SELECTED PASSAGE:
——

When Capt. Robert Sanford and Dr. Henry Woodward explored the Carolina coast in 1666 for the Lords Proprietors in anticipation of developing a new colony, this area was home to about 2,000 Native Americans representing 19 tribes. The English expedition put ashore near what is now Rockville, where they were amiably greeted by the Cassique, or chieftain, of a loosely federated group of tribes known collectively as the Keyawah (spellings vary).
The Cassique sought a mutually beneficial alliance with the new settlers, appreciating that the better-armed Englishmen could help defend them against the Spanish in St. Augustine and unfriendly tribes such as the Westos. Capt. Sanford reported back to his patrons that “Amongst these Indians was one who used to come with the Southern Indians to trade with us…and is known by the name of Cassique, hee belongeth to the Country of Kiwaha and was very earnest with mee…promising a large welcome and plentiful entertainment and trade.”
The Kiawah had been in the Charleston area for centuries and knew the landscape well. Their lands lay between the Sewee tribe grounds to the east of Charleston Harbor and the Edistos' lands to the south. In addition to hunting and fishing, they also farmed, though not in the intensive fashion of Europeans, neither sowing, weeding or tending crops on a routine basis. They supplemented any low crop yields by fishing and gathering. In the fall, they migrated to inland hunting grounds to track deer. Recent archaelogical finds show that heir trade networks went as far inland as Mississippi.

——

GIVEN DATA:

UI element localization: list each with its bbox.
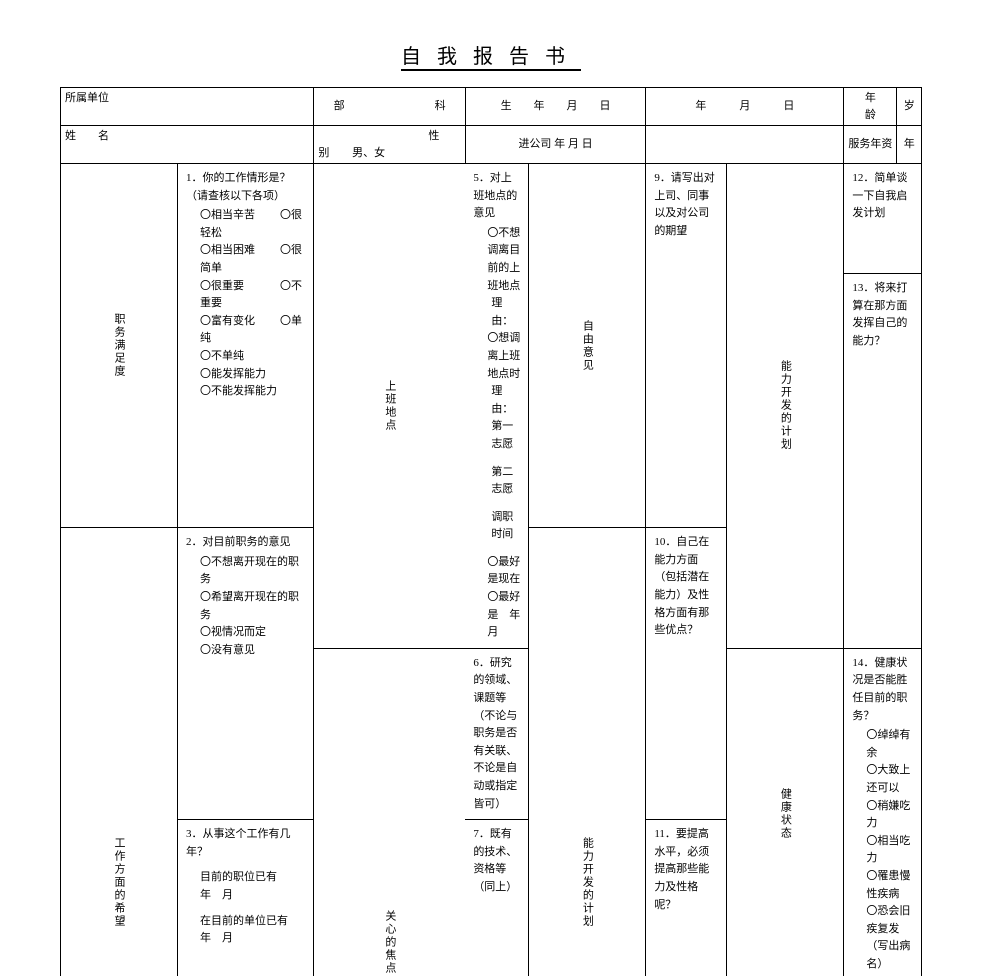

——

JOBS:
a) Answer from the Kiawah passage:
(i) In what year did Sanford and Woodward explore the Carolina coast?
(ii) Which tribe's grounds lay to the east of Charleston Harbor?
(iii) In the fall, where did the Kiawah migrate, and what did they track there?
b) Pick up the Kiawah passage after its last sentence and continue it.
The listing has no connection to the Kiawah passage.

ANSWERS BY TASK:
a)
(i) 1666
(ii) The Sewee
(iii) To inland hunting grounds, to track deer

b)
Women did most of the farming and gathering and made pottery for cooking. Yet within the Lowcountry's Native American society, women enjoyed more status than in many other societies; some even rose to chieftain status. Many South Carolina coastal tribes traced descent through matrilineal lines. Rising chiefs were chosen from the children of the chieftain’s sister, and men lived with their wives’ families in thatched communal houses. Early colonists recounted that Kiawah women wore moss robes, often with necklaces made of colorful beads. The men wore deerskins.
Even as the Cassique sought the friendship and protection of the well-armed English from his enemies, the Kiawah in turn played a crucial role in helping the 148 passengers who landed aboard The Carolina in 1670 gain a foothold in the New World. They shared their knowledge of farming and crops, such as it was, with the settlers and invited them to make their home with the tribe at Albemarle Point, about 10 miles up the Ashley River from today's Charleston penisula.
Shortly after landing in April of that year, more than 200 Spanish and another 300 Stono tribesmen allied themselves and traveled up the Stono Inlet with the intention of destroying the young English settlement. Early colonist Stephen Bull recalled in a letter home: “All the Indians came with their full strength to our Ayde” to protect the settlement from attack.
Without the Kiawah's help, the English explorers may not have been successful in Carolina. Nicholas Carteret described the Cassique as an “Ingenious Indian and a great Linguist” whose tribe helped them clear and plant land. Another settler wrote, “Wee found very great Assistance from the Indians who shewed them selves very kinde and sould us Provisions att very reasonable rates and takeinge notice of our necessitys did almost daylie bring one thinge or another otherwise wee must undoubtedly have binn putt to extreame hardshipps.”
Though the English and the Kiawah maintained a mutually supportive relationship, the Europeans' arrival was the beginning of the Natives' demise. Smallpox brought by settlers took a heavy toll on the Native populations. In addition, competing tribes tried to capture one another to trade to the Spanish as slaves. The Kiawah were a small tribe in 1670; by the 1680s they comprised about 160 men, women, and children, 40 of whom were warriors.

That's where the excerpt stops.